** START **
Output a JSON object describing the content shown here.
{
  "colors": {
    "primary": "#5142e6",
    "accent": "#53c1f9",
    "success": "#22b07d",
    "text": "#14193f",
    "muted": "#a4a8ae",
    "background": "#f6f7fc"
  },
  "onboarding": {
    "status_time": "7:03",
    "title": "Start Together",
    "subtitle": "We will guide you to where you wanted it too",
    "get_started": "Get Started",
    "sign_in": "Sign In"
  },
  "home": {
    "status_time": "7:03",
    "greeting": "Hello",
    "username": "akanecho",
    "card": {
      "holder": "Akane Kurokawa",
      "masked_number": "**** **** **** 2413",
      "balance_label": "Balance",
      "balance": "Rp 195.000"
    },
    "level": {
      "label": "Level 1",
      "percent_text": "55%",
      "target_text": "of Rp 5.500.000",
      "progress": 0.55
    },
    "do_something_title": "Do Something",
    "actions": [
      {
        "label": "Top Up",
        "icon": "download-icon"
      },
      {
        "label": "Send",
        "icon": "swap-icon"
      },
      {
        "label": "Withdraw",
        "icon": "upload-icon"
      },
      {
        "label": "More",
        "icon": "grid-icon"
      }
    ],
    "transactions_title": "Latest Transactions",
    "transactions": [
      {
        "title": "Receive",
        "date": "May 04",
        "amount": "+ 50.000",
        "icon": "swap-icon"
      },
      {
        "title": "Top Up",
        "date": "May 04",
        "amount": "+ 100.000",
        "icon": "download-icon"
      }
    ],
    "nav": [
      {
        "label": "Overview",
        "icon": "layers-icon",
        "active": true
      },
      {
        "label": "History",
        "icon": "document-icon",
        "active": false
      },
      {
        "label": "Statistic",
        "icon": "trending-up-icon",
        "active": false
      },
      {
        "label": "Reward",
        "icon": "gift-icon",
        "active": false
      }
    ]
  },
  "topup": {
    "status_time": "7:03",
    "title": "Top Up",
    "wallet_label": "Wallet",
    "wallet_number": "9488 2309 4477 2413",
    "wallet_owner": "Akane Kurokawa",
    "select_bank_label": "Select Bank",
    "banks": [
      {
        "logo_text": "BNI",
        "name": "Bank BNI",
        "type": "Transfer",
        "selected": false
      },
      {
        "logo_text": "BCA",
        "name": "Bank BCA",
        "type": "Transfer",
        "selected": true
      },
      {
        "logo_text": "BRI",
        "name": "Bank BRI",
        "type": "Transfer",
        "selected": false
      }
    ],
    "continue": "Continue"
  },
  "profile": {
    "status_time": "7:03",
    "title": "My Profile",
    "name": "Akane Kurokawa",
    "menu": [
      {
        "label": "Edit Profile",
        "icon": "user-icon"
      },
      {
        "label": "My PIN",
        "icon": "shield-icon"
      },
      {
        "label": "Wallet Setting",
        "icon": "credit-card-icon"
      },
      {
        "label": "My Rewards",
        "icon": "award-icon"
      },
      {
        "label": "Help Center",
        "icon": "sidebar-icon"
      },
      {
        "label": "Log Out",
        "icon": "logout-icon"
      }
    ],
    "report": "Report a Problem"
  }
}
** END **
EXERCISE BRIEF: Please output every record, keeping each line exact.

WRITTEN ANSWER:
Output a JSON object describing the content shown here.
{
  "colors": {
    "primary": "#5142e6",
    "accent": "#53c1f9",
    "success": "#22b07d",
    "text": "#14193f",
    "muted": "#a4a8ae",
    "background": "#f6f7fc"
  },
  "onboarding": {
    "status_time": "7:03",
    "title": "Start Together",
    "subtitle": "We will guide you to where you wanted it too",
    "get_started": "Get Started",
    "sign_in": "Sign In"
  },
  "home": {
    "status_time": "7:03",
    "greeting": "Hello",
    "username": "akanecho",
    "card": {
      "holder": "Akane Kurokawa",
      "masked_number": "**** **** **** 2413",
      "balance_label": "Balance",
      "balance": "Rp 195.000"
    },
    "level": {
      "label": "Level 1",
      "percent_text": "55%",
      "target_text": "of Rp 5.500.000",
      "progress": 0.55
    },
    "do_something_title": "Do Something",
    "actions": [
      {
        "label": "Top Up",
        "icon": "download-icon"
      },
      {
        "label": "Send",
        "icon": "swap-icon"
      },
      {
        "label": "Withdraw",
        "icon": "upload-icon"
      },
      {
        "label": "More",
        "icon": "grid-icon"
      }
    ],
    "transactions_title": "Latest Transactions",
    "transactions": [
      {
        "title": "Receive",
        "date": "May 04",
        "amount": "+ 50.000",
        "icon": "swap-icon"
      },
      {
        "title": "Top Up",
        "date": "May 04",
        "amount": "+ 100.000",
        "icon": "download-icon"
      }
    ],
    "nav": [
      {
        "label": "Overview",
        "icon": "layers-icon",
        "active": true
      },
      {
        "label": "History",
        "icon": "document-icon",
        "active": false
      },
      {
        "label": "Statistic",
        "icon": "trending-up-icon",
        "active": false
      },
      {
        "label": "Reward",
        "icon": "gift-icon",
        "active": false
      }
    ]
  },
  "topup": {
    "status_time": "7:03",
    "title": "Top Up",
    "wallet_label": "Wallet",
    "wallet_number": "9488 2309 4477 2413",
    "wallet_owner": "Akane Kurokawa",
    "select_bank_label": "Select Bank",
    "banks": [
      {
        "logo_text": "BNI",
        "name": "Bank BNI",
        "type": "Transfer",
        "selected": false
      },
      {
        "logo_text": "BCA",
        "name": "Bank BCA",
        "type": "Transfer",
        "selected": true
      },
      {
        "logo_text": "BRI",
        "name": "Bank BRI",
        "type": "Transfer",
        "selected": false
      }
    ],
    "continue": "Continue"
  },
  "profile": {
    "status_time": "7:03",
    "title": "My Profile",
    "name": "Akane Kurokawa",
    "menu": [
      {
        "label": "Edit Profile",
        "icon": "user-icon"
      },
      {
        "label": "My PIN",
        "icon": "shield-icon"
      },
      {
        "label": "Wallet Setting",
        "icon": "credit-card-icon"
      },
      {
        "label": "My Rewards",
        "icon": "award-icon"
      },
      {
        "label": "Help Center",
        "icon": "sidebar-icon"
      },
      {
        "label": "Log Out",
        "icon": "logout-icon"
      }
    ],
    "report": "Report a Problem"
  }
}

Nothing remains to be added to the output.